> _Your objective_
Repeat the material exactly as it appears.

> _Information provided_
>> BEGIN

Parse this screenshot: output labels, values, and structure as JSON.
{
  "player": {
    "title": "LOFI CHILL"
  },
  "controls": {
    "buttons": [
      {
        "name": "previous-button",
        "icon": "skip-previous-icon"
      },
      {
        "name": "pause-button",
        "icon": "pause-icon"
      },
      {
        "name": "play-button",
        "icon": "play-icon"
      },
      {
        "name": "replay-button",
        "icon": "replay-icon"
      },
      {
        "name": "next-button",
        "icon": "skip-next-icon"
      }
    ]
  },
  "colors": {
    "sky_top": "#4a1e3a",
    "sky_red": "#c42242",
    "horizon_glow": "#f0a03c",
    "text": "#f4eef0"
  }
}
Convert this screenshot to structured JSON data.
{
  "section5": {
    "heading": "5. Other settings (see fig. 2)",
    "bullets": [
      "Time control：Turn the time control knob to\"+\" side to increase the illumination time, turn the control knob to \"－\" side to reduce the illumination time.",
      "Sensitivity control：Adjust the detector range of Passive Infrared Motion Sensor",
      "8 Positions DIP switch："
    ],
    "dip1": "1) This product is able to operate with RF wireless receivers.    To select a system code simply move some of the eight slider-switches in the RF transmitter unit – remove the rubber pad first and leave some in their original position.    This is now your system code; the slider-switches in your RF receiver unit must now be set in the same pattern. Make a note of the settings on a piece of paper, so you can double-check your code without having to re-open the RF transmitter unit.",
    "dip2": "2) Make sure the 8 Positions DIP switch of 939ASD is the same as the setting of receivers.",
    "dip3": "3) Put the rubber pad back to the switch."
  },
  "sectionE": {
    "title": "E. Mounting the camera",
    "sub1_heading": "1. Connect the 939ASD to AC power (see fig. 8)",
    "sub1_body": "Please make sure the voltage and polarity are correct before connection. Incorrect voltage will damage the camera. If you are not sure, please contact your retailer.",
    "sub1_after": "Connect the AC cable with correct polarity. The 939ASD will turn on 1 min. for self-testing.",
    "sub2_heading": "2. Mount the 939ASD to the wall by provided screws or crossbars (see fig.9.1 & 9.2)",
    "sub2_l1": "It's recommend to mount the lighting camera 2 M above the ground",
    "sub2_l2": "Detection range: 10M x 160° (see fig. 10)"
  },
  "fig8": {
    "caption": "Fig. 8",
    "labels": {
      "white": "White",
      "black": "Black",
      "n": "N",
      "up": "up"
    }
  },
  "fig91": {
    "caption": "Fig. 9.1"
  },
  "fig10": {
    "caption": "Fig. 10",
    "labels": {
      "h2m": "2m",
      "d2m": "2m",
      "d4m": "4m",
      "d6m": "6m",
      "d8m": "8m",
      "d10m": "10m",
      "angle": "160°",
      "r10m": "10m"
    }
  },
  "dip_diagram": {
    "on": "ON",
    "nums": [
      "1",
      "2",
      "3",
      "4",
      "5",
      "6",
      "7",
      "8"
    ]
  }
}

>> END

> _Task response_
Parse this screenshot: output labels, values, and structure as JSON.
{
  "player": {
    "title": "LOFI CHILL"
  },
  "controls": {
    "buttons": [
      {
        "name": "previous-button",
        "icon": "skip-previous-icon"
      },
      {
        "name": "pause-button",
        "icon": "pause-icon"
      },
      {
        "name": "play-button",
        "icon": "play-icon"
      },
      {
        "name": "replay-button",
        "icon": "replay-icon"
      },
      {
        "name": "next-button",
        "icon": "skip-next-icon"
      }
    ]
  },
  "colors": {
    "sky_top": "#4a1e3a",
    "sky_red": "#c42242",
    "horizon_glow": "#f0a03c",
    "text": "#f4eef0"
  }
}
Convert this screenshot to structured JSON data.
{
  "section5": {
    "heading": "5. Other settings (see fig. 2)",
    "bullets": [
      "Time control：Turn the time control knob to\"+\" side to increase the illumination time, turn the control knob to \"－\" side to reduce the illumination time.",
      "Sensitivity control：Adjust the detector range of Passive Infrared Motion Sensor",
      "8 Positions DIP switch："
    ],
    "dip1": "1) This product is able to operate with RF wireless receivers.    To select a system code simply move some of the eight slider-switches in the RF transmitter unit – remove the rubber pad first and leave some in their original position.    This is now your system code; the slider-switches in your RF receiver unit must now be set in the same pattern. Make a note of the settings on a piece of paper, so you can double-check your code without having to re-open the RF transmitter unit.",
    "dip2": "2) Make sure the 8 Positions DIP switch of 939ASD is the same as the setting of receivers.",
    "dip3": "3) Put the rubber pad back to the switch."
  },
  "sectionE": {
    "title": "E. Mounting the camera",
    "sub1_heading": "1. Connect the 939ASD to AC power (see fig. 8)",
    "sub1_body": "Please make sure the voltage and polarity are correct before connection. Incorrect voltage will damage the camera. If you are not sure, please contact your retailer.",
    "sub1_after": "Connect the AC cable with correct polarity. The 939ASD will turn on 1 min. for self-testing.",
    "sub2_heading": "2. Mount the 939ASD to the wall by provided screws or crossbars (see fig.9.1 & 9.2)",
    "sub2_l1": "It's recommend to mount the lighting camera 2 M above the ground",
    "sub2_l2": "Detection range: 10M x 160° (see fig. 10)"
  },
  "fig8": {
    "caption": "Fig. 8",
    "labels": {
      "white": "White",
      "black": "Black",
      "n": "N",
      "up": "up"
    }
  },
  "fig91": {
    "caption": "Fig. 9.1"
  },
  "fig10": {
    "caption": "Fig. 10",
    "labels": {
      "h2m": "2m",
      "d2m": "2m",
      "d4m": "4m",
      "d6m": "6m",
      "d8m": "8m",
      "d10m": "10m",
      "angle": "160°",
      "r10m": "10m"
    }
  },
  "dip_diagram": {
    "on": "ON",
    "nums": [
      "1",
      "2",
      "3",
      "4",
      "5",
      "6",
      "7",
      "8"
    ]
  }
}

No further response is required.